### [読解文]
= = = = =

臨床心理学T 杉村 省吾
授業目標:  昨今、いじめ、不登校、校内暴力、児童虐待などの激増を反映して心の専門家といわれる「認定心理士」「臨床心理士」をめざす人たちが増加している。本講では、臨床心理学の一環としてカウンセリングの実際を中心に論じる。
科目内容:  昭和52年を境として、それまで心より物が大切にされたのに対して、心の豊かさが重要視されるようになった。物が豊かになるに反比例して、心が貧困化するといわれている。阪神淡路大震災や神戸市小学生連続殺害事件などの自然災害・人的災害を契機として、今、不適応状態に陥った人々への「心のケア」の重要性が指摘されている。文部省の中教審でも、スクールカウンセラーや家庭教育カウンセラー等の心の専門家を養成することに主力を注ぐようになった。講義では小児期から老年期にいたるさまざまな心理的病理現象を取り上げ、その診断法、治療法について具体的な事例を上げながら考察を加える。

= = = = =

### [元の資料]
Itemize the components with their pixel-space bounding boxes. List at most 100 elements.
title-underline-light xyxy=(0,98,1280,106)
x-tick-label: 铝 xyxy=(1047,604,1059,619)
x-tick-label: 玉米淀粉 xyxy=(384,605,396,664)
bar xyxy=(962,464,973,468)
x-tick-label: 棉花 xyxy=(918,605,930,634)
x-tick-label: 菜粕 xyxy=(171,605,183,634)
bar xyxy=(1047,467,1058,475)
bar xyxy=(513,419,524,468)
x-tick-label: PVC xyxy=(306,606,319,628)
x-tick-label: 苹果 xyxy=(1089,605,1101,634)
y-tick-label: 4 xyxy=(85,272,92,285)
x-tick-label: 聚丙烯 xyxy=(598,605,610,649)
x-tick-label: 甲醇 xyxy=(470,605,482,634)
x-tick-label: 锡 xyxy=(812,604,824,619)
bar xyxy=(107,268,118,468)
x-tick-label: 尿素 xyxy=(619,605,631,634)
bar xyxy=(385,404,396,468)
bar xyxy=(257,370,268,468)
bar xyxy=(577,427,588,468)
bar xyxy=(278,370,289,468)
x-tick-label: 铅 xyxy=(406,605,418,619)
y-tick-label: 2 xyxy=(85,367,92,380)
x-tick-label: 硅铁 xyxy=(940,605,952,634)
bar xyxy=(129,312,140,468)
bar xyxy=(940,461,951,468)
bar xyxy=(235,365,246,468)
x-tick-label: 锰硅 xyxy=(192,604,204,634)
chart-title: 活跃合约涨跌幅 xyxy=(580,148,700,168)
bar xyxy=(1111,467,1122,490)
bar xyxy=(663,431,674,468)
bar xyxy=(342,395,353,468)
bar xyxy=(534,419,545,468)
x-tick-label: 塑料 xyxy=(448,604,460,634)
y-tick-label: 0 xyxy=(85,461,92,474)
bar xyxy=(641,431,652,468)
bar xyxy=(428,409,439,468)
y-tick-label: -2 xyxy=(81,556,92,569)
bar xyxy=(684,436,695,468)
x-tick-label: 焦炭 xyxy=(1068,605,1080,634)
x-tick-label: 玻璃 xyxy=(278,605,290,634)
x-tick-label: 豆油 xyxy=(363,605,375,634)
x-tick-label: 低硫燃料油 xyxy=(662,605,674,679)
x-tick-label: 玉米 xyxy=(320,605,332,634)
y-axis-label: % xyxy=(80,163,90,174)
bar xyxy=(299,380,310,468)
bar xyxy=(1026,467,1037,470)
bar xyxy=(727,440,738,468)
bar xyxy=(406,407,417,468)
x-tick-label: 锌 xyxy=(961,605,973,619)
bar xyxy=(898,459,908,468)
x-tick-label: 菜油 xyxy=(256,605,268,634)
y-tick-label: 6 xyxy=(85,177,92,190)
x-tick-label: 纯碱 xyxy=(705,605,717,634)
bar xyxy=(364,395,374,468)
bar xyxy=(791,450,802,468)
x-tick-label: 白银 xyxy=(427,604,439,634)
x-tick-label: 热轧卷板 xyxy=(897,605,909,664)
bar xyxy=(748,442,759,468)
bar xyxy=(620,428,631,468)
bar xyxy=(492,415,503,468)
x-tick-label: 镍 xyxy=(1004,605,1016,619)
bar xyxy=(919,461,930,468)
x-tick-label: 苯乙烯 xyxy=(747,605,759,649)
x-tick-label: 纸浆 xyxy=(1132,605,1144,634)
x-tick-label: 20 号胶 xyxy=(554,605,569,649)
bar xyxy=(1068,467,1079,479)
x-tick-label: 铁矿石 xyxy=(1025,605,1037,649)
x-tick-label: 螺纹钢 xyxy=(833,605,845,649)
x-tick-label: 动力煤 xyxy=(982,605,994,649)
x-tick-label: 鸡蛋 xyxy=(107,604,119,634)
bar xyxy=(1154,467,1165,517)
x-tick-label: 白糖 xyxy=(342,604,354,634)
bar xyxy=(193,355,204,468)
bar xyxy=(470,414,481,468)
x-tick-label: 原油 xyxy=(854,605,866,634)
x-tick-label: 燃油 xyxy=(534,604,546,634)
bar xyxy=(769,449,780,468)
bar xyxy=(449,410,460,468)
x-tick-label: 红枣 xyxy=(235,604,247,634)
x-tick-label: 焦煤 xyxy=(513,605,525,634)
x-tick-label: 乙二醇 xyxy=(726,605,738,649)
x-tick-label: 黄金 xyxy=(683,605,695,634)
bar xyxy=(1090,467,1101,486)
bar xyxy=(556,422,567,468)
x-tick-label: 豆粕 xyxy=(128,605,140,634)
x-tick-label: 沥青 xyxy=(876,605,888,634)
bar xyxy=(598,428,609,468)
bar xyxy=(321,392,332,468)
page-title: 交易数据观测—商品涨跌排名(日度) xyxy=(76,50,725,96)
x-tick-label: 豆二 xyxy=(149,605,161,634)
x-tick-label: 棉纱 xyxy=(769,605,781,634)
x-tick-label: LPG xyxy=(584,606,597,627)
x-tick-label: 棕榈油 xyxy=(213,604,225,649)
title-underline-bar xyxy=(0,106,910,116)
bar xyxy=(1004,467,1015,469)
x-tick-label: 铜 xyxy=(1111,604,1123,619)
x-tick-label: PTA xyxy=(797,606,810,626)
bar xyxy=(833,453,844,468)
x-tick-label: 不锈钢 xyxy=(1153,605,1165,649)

= = = = =

### [取り組む課題]
読解文によると、心より物が大切にされた時代から心の豊かさが重要視される時代へ移ったのは、何年を境としてですか。

### [あなたの解答]
昭和52年を境としてです。